• _Instruction_: Put every line of the listing below into a Markdown table with the columns Row and Line, numbering the rows and leaving out any blank lines.
# START OF Materials provided
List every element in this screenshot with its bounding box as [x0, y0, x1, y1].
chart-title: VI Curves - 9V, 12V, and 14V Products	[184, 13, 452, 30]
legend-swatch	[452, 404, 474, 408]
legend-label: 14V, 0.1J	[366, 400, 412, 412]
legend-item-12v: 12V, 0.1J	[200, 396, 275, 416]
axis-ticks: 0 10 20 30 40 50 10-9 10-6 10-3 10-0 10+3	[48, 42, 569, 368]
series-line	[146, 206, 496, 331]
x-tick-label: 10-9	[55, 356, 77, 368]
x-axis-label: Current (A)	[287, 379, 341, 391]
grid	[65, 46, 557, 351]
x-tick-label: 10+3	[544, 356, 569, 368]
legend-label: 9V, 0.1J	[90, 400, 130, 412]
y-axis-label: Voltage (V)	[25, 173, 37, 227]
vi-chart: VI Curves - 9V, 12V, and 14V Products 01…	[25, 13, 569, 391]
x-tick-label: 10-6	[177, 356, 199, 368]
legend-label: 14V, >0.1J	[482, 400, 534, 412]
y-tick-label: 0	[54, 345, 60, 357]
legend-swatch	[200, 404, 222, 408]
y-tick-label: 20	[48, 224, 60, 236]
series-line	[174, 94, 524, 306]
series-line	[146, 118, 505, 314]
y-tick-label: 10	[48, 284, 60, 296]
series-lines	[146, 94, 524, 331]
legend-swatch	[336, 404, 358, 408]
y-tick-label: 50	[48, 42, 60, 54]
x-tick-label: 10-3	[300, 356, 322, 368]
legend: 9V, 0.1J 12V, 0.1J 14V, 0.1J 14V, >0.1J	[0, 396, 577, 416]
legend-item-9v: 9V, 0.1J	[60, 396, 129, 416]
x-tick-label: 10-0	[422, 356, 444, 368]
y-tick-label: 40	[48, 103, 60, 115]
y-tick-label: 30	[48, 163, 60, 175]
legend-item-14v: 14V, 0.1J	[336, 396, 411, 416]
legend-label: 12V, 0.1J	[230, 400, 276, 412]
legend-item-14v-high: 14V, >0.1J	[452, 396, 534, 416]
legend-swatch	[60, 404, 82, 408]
# END OF Materials provided
• _Answer in full_:
| Row | Line |
|---|---|
| 1 | List every element in this screenshot with its bounding box as [x0, y0, x1, y1]. |
| 2 | chart-title: VI Curves - 9V, 12V, and 14V Products	[184, 13, 452, 30] |
| 3 | legend-swatch	[452, 404, 474, 408] |
| 4 | legend-label: 14V, 0.1J	[366, 400, 412, 412] |
| 5 | legend-item-12v: 12V, 0.1J	[200, 396, 275, 416] |
| 6 | axis-ticks: 0 10 20 30 40 50 10-9 10-6 10-3 10-0 10+3	[48, 42, 569, 368] |
| 7 | series-line	[146, 206, 496, 331] |
| 8 | x-tick-label: 10-9	[55, 356, 77, 368] |
| 9 | x-axis-label: Current (A)	[287, 379, 341, 391] |
| 10 | grid	[65, 46, 557, 351] |
| 11 | x-tick-label: 10+3	[544, 356, 569, 368] |
| 12 | legend-label: 9V, 0.1J	[90, 400, 130, 412] |
| 13 | y-axis-label: Voltage (V)	[25, 173, 37, 227] |
| 14 | vi-chart: VI Curves - 9V, 12V, and 14V Products 01…	[25, 13, 569, 391] |
| 15 | x-tick-label: 10-6	[177, 356, 199, 368] |
| 16 | legend-label: 14V, >0.1J	[482, 400, 534, 412] |
| 17 | y-tick-label: 0	[54, 345, 60, 357] |
| 18 | legend-swatch	[200, 404, 222, 408] |
| 19 | y-tick-label: 20	[48, 224, 60, 236] |
| 20 | series-line	[174, 94, 524, 306] |
| 21 | series-line	[146, 118, 505, 314] |
| 22 | y-tick-label: 10	[48, 284, 60, 296] |
| 23 | series-lines	[146, 94, 524, 331] |
| 24 | legend-swatch	[336, 404, 358, 408] |
| 25 | y-tick-label: 50	[48, 42, 60, 54] |
| 26 | x-tick-label: 10-3	[300, 356, 322, 368] |
| 27 | legend: 9V, 0.1J 12V, 0.1J 14V, 0.1J 14V, >0.1J	[0, 396, 577, 416] |
| 28 | legend-item-9v: 9V, 0.1J	[60, 396, 129, 416] |
| 29 | x-tick-label: 10-0	[422, 356, 444, 368] |
| 30 | y-tick-label: 40	[48, 103, 60, 115] |
| 31 | y-tick-label: 30	[48, 163, 60, 175] |
| 32 | legend-item-14v: 14V, 0.1J	[336, 396, 411, 416] |
| 33 | legend-label: 12V, 0.1J	[230, 400, 276, 412] |
| 34 | legend-item-14v-high: 14V, >0.1J	[452, 396, 534, 416] |
| 35 | legend-swatch	[60, 404, 82, 408] |